Return all entries word for word, but drop any images.
___ RECORDS FOR THIS EXERCISE ___
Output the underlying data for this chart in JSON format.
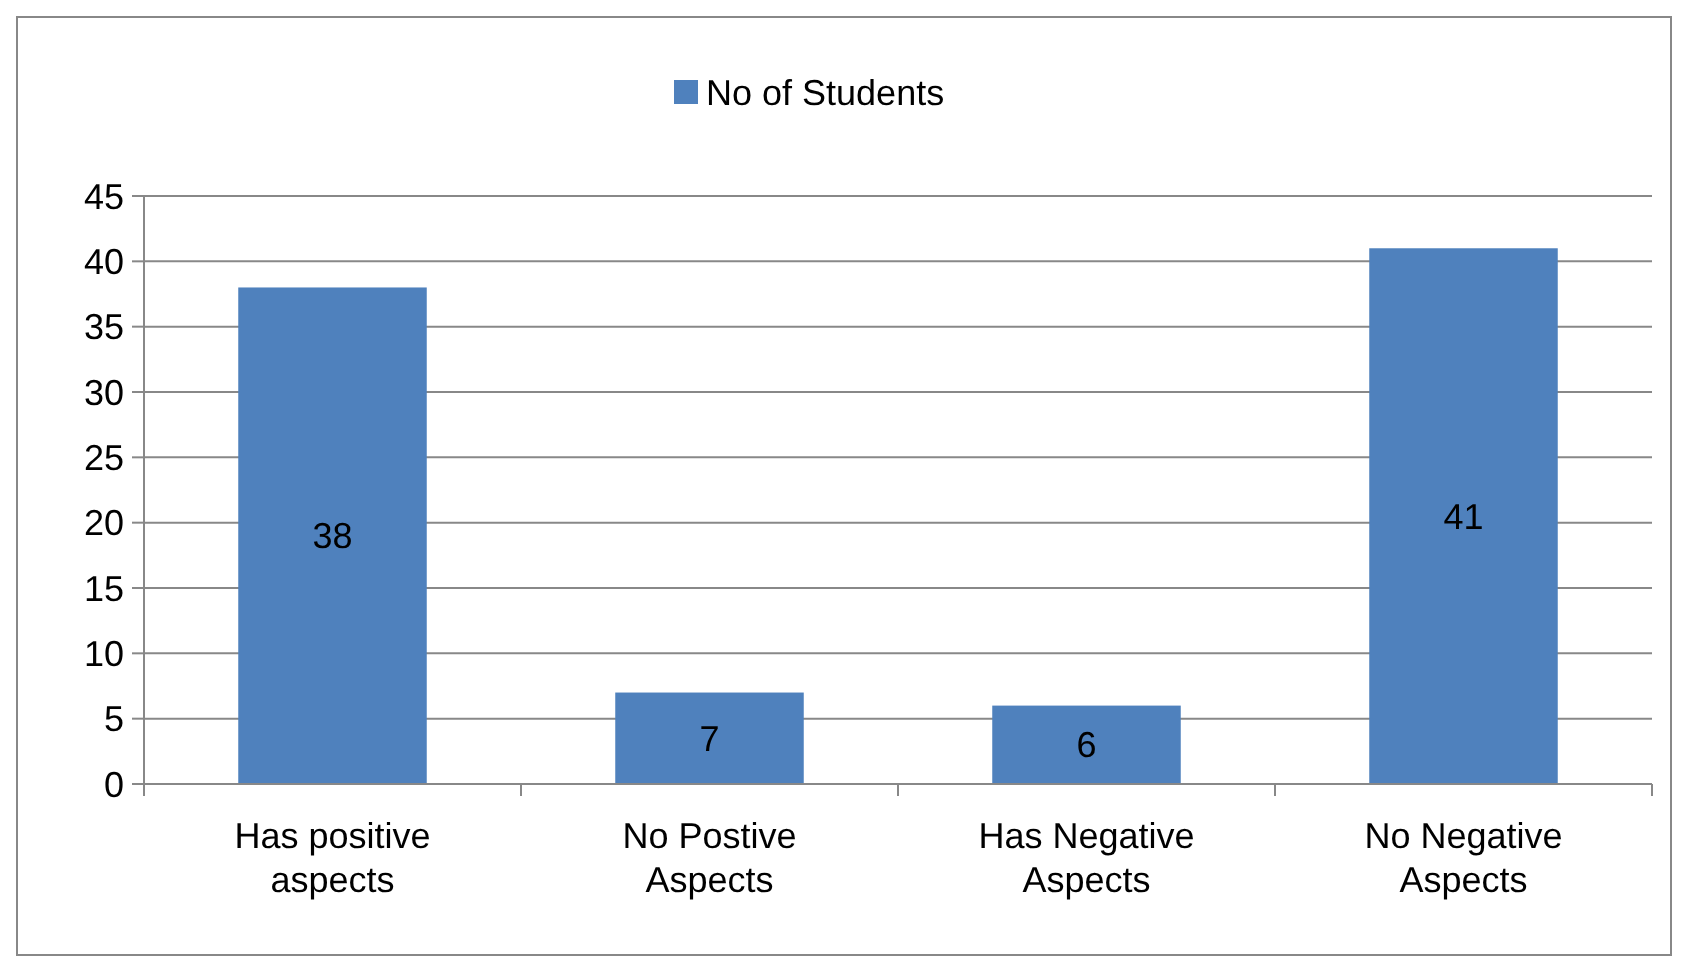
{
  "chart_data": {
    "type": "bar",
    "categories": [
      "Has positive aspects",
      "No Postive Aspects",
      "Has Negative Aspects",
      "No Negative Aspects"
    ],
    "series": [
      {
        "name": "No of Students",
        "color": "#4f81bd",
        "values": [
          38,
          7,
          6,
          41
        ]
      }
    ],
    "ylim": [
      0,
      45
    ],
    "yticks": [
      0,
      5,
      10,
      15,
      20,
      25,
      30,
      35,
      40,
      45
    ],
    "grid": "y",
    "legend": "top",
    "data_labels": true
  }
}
___
→ FINISHED ANSWER:
Output the underlying data for this chart in JSON format.
{
  "chart_data": {
    "type": "bar",
    "categories": [
      "Has positive aspects",
      "No Postive Aspects",
      "Has Negative Aspects",
      "No Negative Aspects"
    ],
    "series": [
      {
        "name": "No of Students",
        "color": "#4f81bd",
        "values": [
          38,
          7,
          6,
          41
        ]
      }
    ],
    "ylim": [
      0,
      45
    ],
    "yticks": [
      0,
      5,
      10,
      15,
      20,
      25,
      30,
      35,
      40,
      45
    ],
    "grid": "y",
    "legend": "top",
    "data_labels": true
  }
}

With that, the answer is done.